◆ THE PROBLEM: Among the lines listed below, count those that include the string "value", and state only the count.
[Begin THE INPUT]
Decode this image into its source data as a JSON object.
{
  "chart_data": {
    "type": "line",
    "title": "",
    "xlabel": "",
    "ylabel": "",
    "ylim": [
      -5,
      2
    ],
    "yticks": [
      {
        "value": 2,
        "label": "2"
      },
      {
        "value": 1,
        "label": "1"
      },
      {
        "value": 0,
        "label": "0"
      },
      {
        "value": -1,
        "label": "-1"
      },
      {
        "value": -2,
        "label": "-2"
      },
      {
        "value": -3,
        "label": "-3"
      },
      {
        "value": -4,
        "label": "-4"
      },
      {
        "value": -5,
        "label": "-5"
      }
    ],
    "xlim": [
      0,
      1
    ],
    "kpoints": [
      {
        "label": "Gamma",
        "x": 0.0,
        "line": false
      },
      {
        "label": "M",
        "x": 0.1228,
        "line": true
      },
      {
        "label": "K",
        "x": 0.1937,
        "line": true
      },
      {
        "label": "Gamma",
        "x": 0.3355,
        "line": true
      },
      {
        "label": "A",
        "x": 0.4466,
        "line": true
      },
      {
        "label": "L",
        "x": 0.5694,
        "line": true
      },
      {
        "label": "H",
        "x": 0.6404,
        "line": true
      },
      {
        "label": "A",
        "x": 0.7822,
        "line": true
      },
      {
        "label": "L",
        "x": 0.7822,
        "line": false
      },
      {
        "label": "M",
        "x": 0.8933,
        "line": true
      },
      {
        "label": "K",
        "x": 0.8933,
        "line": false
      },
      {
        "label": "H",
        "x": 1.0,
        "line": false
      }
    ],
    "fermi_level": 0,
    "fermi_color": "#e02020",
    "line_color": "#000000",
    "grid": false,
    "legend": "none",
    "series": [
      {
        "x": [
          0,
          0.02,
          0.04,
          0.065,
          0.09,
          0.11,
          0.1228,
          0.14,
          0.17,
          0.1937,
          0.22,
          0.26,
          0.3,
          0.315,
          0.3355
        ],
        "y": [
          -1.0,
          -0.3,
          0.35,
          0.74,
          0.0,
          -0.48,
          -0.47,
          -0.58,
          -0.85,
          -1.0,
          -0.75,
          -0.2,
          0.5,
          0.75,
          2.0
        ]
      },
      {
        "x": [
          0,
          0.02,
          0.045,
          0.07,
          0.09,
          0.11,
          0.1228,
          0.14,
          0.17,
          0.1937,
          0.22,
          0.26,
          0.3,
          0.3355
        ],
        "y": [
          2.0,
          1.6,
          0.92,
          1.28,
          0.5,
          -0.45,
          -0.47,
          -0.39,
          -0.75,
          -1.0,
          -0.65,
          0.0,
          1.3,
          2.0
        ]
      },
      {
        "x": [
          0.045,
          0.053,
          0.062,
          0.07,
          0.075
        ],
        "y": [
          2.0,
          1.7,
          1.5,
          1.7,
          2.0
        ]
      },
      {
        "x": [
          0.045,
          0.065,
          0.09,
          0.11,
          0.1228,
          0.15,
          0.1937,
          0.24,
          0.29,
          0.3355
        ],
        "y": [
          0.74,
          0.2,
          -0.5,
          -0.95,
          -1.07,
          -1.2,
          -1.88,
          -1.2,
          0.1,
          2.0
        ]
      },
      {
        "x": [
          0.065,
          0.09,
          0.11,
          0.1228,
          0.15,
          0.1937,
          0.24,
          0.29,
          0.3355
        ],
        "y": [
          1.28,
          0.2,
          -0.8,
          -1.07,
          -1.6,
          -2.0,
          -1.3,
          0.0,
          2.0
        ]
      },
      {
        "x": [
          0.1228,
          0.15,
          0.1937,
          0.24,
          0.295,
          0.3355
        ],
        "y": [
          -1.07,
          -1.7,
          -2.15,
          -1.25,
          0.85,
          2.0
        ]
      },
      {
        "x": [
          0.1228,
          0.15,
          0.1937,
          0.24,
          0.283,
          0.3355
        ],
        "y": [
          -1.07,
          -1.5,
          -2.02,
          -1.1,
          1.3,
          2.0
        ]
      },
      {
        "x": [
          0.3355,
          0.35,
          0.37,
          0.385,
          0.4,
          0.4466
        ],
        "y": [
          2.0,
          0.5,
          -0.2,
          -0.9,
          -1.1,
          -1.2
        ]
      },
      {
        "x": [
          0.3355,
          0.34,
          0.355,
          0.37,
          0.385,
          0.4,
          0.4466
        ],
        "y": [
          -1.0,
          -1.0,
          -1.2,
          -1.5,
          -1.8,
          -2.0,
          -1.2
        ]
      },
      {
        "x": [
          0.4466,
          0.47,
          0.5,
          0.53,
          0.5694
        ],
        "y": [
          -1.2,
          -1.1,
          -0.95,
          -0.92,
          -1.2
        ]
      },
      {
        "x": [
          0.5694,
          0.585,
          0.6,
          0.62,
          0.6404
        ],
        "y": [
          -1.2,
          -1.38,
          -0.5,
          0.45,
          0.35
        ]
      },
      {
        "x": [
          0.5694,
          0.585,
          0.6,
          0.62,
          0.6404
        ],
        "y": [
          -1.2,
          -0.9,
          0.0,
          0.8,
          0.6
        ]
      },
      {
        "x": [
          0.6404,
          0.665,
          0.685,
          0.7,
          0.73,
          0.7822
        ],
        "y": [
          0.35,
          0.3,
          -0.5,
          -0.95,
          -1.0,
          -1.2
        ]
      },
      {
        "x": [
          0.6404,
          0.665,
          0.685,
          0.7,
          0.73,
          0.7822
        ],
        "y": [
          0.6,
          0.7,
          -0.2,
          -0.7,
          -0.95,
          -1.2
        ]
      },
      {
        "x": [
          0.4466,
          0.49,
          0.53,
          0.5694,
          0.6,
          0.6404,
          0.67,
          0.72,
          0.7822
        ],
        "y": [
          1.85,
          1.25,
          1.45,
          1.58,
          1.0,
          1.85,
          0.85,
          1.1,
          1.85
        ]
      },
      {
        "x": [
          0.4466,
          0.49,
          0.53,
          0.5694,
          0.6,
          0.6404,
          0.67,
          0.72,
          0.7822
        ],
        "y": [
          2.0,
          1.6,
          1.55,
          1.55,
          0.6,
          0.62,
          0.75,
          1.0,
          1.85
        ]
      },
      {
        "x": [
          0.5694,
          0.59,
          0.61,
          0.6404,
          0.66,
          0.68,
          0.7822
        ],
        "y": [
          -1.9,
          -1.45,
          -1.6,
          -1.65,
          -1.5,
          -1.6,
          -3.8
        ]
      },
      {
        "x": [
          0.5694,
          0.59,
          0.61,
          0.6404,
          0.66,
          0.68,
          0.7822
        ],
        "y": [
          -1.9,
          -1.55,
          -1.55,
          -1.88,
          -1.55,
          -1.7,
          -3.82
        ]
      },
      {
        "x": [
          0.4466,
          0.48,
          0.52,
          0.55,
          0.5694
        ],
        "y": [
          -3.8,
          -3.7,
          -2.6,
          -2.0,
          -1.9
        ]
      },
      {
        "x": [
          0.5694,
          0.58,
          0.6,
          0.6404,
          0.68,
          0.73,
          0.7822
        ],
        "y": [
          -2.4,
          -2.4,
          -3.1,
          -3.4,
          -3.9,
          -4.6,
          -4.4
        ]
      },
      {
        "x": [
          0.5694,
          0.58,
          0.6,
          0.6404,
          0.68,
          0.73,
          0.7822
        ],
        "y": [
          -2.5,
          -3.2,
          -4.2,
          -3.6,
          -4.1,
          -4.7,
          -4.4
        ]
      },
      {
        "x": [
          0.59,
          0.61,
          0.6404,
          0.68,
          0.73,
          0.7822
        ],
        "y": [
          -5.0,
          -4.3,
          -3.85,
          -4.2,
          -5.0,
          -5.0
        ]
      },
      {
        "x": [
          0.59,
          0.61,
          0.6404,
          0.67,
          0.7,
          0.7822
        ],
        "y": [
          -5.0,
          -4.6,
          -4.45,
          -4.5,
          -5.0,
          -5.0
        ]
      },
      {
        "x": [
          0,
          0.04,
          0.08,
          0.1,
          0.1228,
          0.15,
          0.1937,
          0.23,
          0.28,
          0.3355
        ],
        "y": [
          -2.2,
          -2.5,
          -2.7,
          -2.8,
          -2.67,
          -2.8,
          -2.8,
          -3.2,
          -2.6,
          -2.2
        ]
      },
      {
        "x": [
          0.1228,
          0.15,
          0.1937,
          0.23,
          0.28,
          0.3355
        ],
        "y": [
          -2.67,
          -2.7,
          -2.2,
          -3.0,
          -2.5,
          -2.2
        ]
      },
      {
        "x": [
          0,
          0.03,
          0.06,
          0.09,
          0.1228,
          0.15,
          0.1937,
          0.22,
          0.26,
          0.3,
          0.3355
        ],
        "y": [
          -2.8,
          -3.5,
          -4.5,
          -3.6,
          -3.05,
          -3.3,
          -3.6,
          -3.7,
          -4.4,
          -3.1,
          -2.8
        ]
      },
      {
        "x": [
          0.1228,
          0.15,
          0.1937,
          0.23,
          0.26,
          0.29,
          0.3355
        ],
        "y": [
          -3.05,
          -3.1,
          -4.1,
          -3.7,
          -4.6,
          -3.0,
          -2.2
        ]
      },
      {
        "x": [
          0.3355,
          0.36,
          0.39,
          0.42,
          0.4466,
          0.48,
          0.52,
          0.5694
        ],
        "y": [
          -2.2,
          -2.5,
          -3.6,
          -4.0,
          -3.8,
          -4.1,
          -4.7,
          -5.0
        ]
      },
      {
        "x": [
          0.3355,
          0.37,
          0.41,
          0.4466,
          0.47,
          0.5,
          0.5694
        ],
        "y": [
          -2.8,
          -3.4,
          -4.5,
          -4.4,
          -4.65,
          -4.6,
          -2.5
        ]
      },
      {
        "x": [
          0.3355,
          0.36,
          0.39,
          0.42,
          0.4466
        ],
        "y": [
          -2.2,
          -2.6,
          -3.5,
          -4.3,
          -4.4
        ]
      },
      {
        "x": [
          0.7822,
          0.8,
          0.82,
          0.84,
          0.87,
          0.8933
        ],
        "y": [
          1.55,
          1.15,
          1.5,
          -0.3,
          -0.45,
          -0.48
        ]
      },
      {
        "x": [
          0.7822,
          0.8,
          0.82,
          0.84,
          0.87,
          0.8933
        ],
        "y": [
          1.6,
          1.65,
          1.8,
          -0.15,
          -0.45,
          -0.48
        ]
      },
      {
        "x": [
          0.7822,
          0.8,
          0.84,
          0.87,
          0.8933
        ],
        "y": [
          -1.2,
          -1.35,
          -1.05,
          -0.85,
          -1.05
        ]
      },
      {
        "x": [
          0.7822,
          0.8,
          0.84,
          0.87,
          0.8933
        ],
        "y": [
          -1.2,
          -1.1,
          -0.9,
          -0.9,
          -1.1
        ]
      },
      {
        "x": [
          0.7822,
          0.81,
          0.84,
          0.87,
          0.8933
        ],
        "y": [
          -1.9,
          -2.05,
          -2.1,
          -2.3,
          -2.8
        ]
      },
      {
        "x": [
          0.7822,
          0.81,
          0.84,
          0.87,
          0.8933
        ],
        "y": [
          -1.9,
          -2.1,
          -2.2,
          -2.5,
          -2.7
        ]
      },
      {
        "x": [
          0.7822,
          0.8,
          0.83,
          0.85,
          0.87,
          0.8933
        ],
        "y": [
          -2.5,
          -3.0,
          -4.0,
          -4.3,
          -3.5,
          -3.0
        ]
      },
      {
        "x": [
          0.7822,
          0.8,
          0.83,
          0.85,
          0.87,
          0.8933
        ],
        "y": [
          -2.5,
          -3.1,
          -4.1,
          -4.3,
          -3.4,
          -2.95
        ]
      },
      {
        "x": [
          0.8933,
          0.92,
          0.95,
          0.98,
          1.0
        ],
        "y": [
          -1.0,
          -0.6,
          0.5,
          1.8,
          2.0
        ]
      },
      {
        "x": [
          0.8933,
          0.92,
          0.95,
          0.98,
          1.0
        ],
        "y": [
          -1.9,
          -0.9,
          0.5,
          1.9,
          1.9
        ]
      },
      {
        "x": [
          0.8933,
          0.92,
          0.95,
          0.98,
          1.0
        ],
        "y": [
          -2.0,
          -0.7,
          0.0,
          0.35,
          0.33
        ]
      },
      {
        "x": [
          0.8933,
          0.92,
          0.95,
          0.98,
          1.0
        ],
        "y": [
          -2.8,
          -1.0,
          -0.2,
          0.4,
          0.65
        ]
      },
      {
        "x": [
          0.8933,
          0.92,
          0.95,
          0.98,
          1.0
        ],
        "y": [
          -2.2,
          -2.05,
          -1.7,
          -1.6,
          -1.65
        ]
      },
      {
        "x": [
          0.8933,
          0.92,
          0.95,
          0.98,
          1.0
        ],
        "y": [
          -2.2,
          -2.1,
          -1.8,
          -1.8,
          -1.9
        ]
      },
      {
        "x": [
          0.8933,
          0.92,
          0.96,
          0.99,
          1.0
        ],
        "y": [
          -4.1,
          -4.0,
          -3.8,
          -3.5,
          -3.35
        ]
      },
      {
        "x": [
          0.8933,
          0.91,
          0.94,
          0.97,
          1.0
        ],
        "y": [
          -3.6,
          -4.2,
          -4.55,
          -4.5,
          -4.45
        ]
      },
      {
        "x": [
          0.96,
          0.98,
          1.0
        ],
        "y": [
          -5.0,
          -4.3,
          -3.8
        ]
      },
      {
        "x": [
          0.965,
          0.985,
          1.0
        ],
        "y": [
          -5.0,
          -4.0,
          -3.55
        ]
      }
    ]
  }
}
[End THE INPUT]
◆ EXERCISE ANSWER: 8